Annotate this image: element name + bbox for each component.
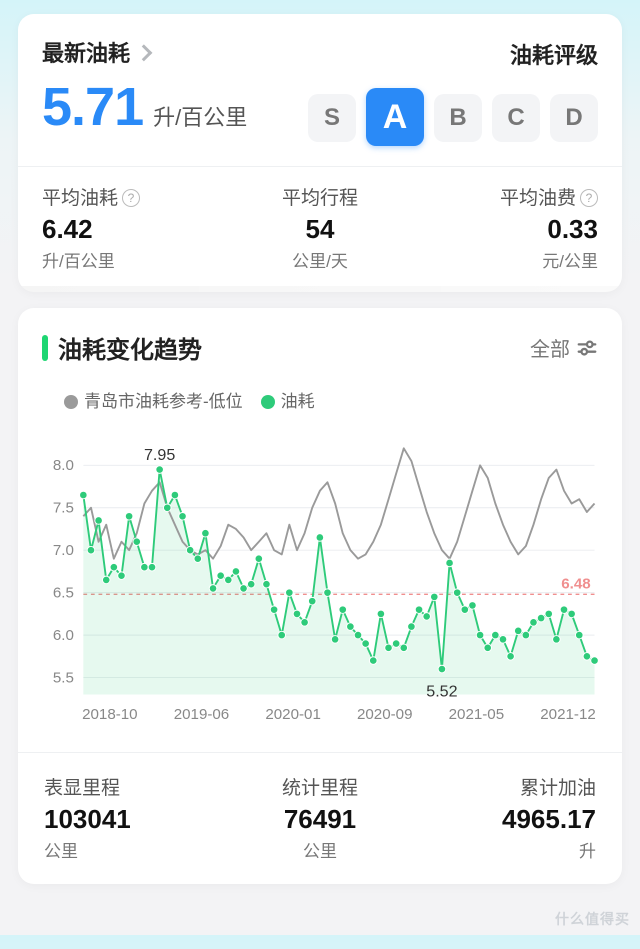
divider [18,752,622,753]
stat-totalfuel-value: 4965.17 [412,804,596,835]
stat-totalfuel-label: 累计加油 [412,773,596,800]
legend-item-ref[interactable]: 青岛市油耗参考-低位 [64,387,243,412]
grade-s[interactable]: S [308,94,356,142]
legend-ref-label: 青岛市油耗参考-低位 [84,392,243,411]
svg-text:2020-01: 2020-01 [265,706,321,723]
svg-text:5.52: 5.52 [426,683,457,701]
svg-text:2021-05: 2021-05 [449,706,505,723]
svg-text:2020-09: 2020-09 [357,706,413,723]
svg-text:7.0: 7.0 [53,542,74,559]
stat-avg-trip-value: 54 [227,214,412,245]
svg-text:7.95: 7.95 [144,446,175,464]
svg-text:7.5: 7.5 [53,499,74,516]
svg-text:2019-06: 2019-06 [174,706,230,723]
stat-avg-fuel-label: 平均油耗 [42,188,118,209]
latest-fuel-unit: 升/百公里 [153,100,247,132]
grade-d[interactable]: D [550,94,598,142]
stat-avg-cost-value: 0.33 [413,214,598,245]
dot-icon [64,395,78,409]
stat-odo-unit: 公里 [44,837,228,862]
latest-fuel-label: 最新油耗 [42,41,130,66]
stat-avg-trip-unit: 公里/天 [227,247,412,272]
stat-statmile-value: 76491 [228,804,412,835]
stat-statmile: 统计里程 76491 公里 [228,773,412,862]
chart-legend: 青岛市油耗参考-低位 油耗 [64,387,604,412]
svg-text:8.0: 8.0 [53,457,74,474]
latest-fuel-button[interactable]: 最新油耗 [42,36,152,68]
rating-grades: SABCD [308,94,598,146]
fuel-trend-card: 油耗变化趋势 全部 青岛市油耗参考-低位 油耗 5.5 6.0 6.5 7.0 7.5 8… [18,308,622,884]
grade-a[interactable]: A [366,88,424,146]
stat-avg-fuel-unit: 升/百公里 [42,247,227,272]
accent-bar-icon [42,335,48,361]
svg-text:5.5: 5.5 [53,669,74,686]
filter-label: 全部 [530,333,570,362]
filter-button[interactable]: 全部 [530,333,598,362]
legend-fuel-label: 油耗 [281,392,315,411]
chart-title-text: 油耗变化趋势 [58,330,202,365]
help-icon[interactable]: ? [580,189,598,207]
dot-icon [261,395,275,409]
stat-avg-cost-unit: 元/公里 [413,247,598,272]
stat-totalfuel: 累计加油 4965.17 升 [412,773,596,862]
help-icon[interactable]: ? [122,189,140,207]
fuel-summary-card: 最新油耗 油耗评级 5.71 升/百公里 SABCD 平均油耗? 6.42 升/… [18,14,622,292]
legend-item-fuel[interactable]: 油耗 [261,387,315,412]
svg-text:6.48: 6.48 [561,576,590,593]
rating-label: 油耗评级 [510,38,598,70]
fuel-trend-chart[interactable]: 5.5 6.0 6.5 7.0 7.5 8.0 6.48 7.95 5.52 2018-10 201… [36,420,604,732]
stat-odo-value: 103041 [44,804,228,835]
divider [18,166,622,167]
grade-c[interactable]: C [492,94,540,142]
svg-text:6.5: 6.5 [53,584,74,601]
stat-statmile-label: 统计里程 [228,773,412,800]
stat-avg-cost-label: 平均油费 [500,188,576,209]
latest-fuel-value: 5.71 [42,76,143,138]
stat-avg-fuel: 平均油耗? 6.42 升/百公里 [42,183,227,272]
svg-text:2018-10: 2018-10 [82,706,138,723]
stat-odo-label: 表显里程 [44,773,228,800]
stat-odo: 表显里程 103041 公里 [44,773,228,862]
chart-title: 油耗变化趋势 [42,330,202,365]
stat-avg-trip-label: 平均行程 [282,188,358,209]
stat-totalfuel-unit: 升 [412,837,596,862]
stat-statmile-unit: 公里 [228,837,412,862]
chevron-right-icon [136,44,153,61]
grade-b[interactable]: B [434,94,482,142]
stat-avg-fuel-value: 6.42 [42,214,227,245]
stat-avg-cost: 平均油费? 0.33 元/公里 [413,183,598,272]
stat-avg-trip: 平均行程 54 公里/天 [227,183,412,272]
sliders-icon [576,337,598,359]
svg-text:6.0: 6.0 [53,627,74,644]
svg-text:2021-12: 2021-12 [540,706,596,723]
watermark: 什么值得买 [555,909,630,929]
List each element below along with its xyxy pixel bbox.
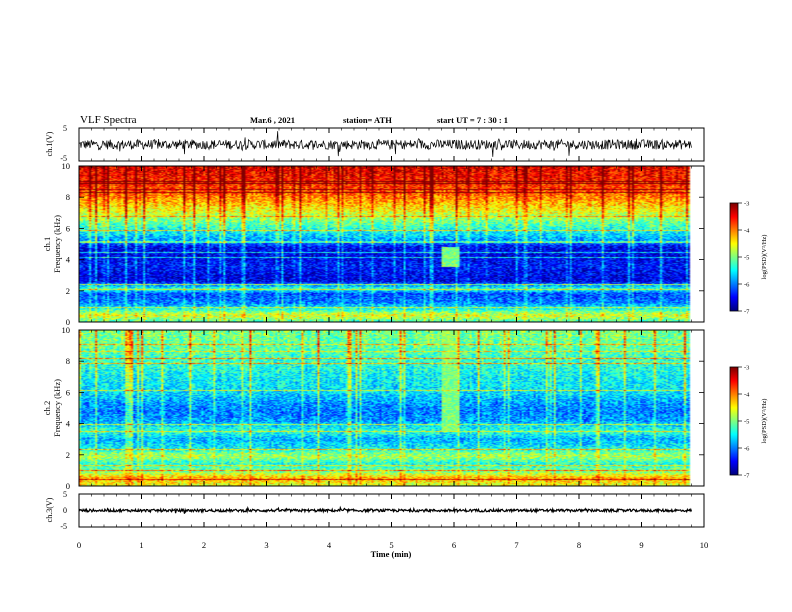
┄┄┄┄┄┄
* Task objective:
Copy out all of the data above exactly as it appears, line for line, but leave out the pictures.

* Answer to this task:
Annotate this image: element name + bbox for each component.
divider [18,752,622,753]
stat-totalfuel-value: 4965.17 [412,804,596,835]
stat-totalfuel-label: 累计加油 [412,773,596,800]
legend-item-ref[interactable]: 青岛市油耗参考-低位 [64,387,243,412]
grade-s[interactable]: S [308,94,356,142]
legend-ref-label: 青岛市油耗参考-低位 [84,392,243,411]
svg-text:2020-01: 2020-01 [265,706,321,723]
svg-text:5.52: 5.52 [426,683,457,701]
svg-text:2021-05: 2021-05 [449,706,505,723]
svg-text:2020-09: 2020-09 [357,706,413,723]
svg-text:7.0: 7.0 [53,542,74,559]
stat-avg-trip-value: 54 [227,214,412,245]
svg-text:7.95: 7.95 [144,446,175,464]
svg-text:7.5: 7.5 [53,499,74,516]
svg-text:2019-06: 2019-06 [174,706,230,723]
stat-avg-fuel-label: 平均油耗 [42,188,118,209]
latest-fuel-unit: 升/百公里 [153,100,247,132]
grade-d[interactable]: D [550,94,598,142]
stat-avg-cost-value: 0.33 [413,214,598,245]
dot-icon [64,395,78,409]
stat-odo-unit: 公里 [44,837,228,862]
latest-fuel-label: 最新油耗 [42,41,130,66]
stat-avg-trip-unit: 公里/天 [227,247,412,272]
stat-statmile-value: 76491 [228,804,412,835]
stat-statmile: 统计里程 76491 公里 [228,773,412,862]
chart-legend: 青岛市油耗参考-低位 油耗 [64,387,604,412]
svg-text:8.0: 8.0 [53,457,74,474]
latest-fuel-button[interactable]: 最新油耗 [42,36,152,68]
rating-grades: SABCD [308,94,598,146]
fuel-trend-card: 油耗变化趋势 全部 青岛市油耗参考-低位 油耗 5.5 6.0 6.5 7.0 7.5 8… [18,308,622,884]
grade-a[interactable]: A [366,88,424,146]
stat-avg-fuel-unit: 升/百公里 [42,247,227,272]
accent-bar-icon [42,335,48,361]
svg-text:5.5: 5.5 [53,669,74,686]
filter-label: 全部 [530,333,570,362]
filter-button[interactable]: 全部 [530,333,598,362]
legend-fuel-label: 油耗 [281,392,315,411]
chart-title-text: 油耗变化趋势 [58,330,202,365]
help-icon[interactable]: ? [580,189,598,207]
dot-icon [261,395,275,409]
stat-avg-cost-unit: 元/公里 [413,247,598,272]
stat-totalfuel: 累计加油 4965.17 升 [412,773,596,862]
help-icon[interactable]: ? [122,189,140,207]
fuel-summary-card: 最新油耗 油耗评级 5.71 升/百公里 SABCD 平均油耗? 6.42 升/… [18,14,622,292]
legend-item-fuel[interactable]: 油耗 [261,387,315,412]
svg-text:6.48: 6.48 [561,576,590,593]
rating-label: 油耗评级 [510,38,598,70]
fuel-trend-chart[interactable]: 5.5 6.0 6.5 7.0 7.5 8.0 6.48 7.95 5.52 2018-10 201… [36,420,604,732]
stat-odo-value: 103041 [44,804,228,835]
divider [18,166,622,167]
grade-c[interactable]: C [492,94,540,142]
svg-text:6.5: 6.5 [53,584,74,601]
stat-statmile-label: 统计里程 [228,773,412,800]
stat-avg-cost-label: 平均油费 [500,188,576,209]
latest-fuel-value: 5.71 [42,76,143,138]
stat-avg-fuel: 平均油耗? 6.42 升/百公里 [42,183,227,272]
svg-text:2018-10: 2018-10 [82,706,138,723]
stat-odo-label: 表显里程 [44,773,228,800]
stat-odo: 表显里程 103041 公里 [44,773,228,862]
chart-title: 油耗变化趋势 [42,330,202,365]
stat-avg-trip-label: 平均行程 [282,188,358,209]
stat-totalfuel-unit: 升 [412,837,596,862]
stat-statmile-unit: 公里 [228,837,412,862]
chevron-right-icon [136,44,153,61]
grade-b[interactable]: B [434,94,482,142]
stat-avg-fuel-value: 6.42 [42,214,227,245]
stat-avg-cost: 平均油费? 0.33 元/公里 [413,183,598,272]
stat-avg-trip: 平均行程 54 公里/天 [227,183,412,272]
sliders-icon [576,337,598,359]
svg-text:6.0: 6.0 [53,627,74,644]
svg-text:2021-12: 2021-12 [540,706,596,723]
watermark: 什么值得买 [555,909,630,929]
List each element below along with its xyxy pixel bbox.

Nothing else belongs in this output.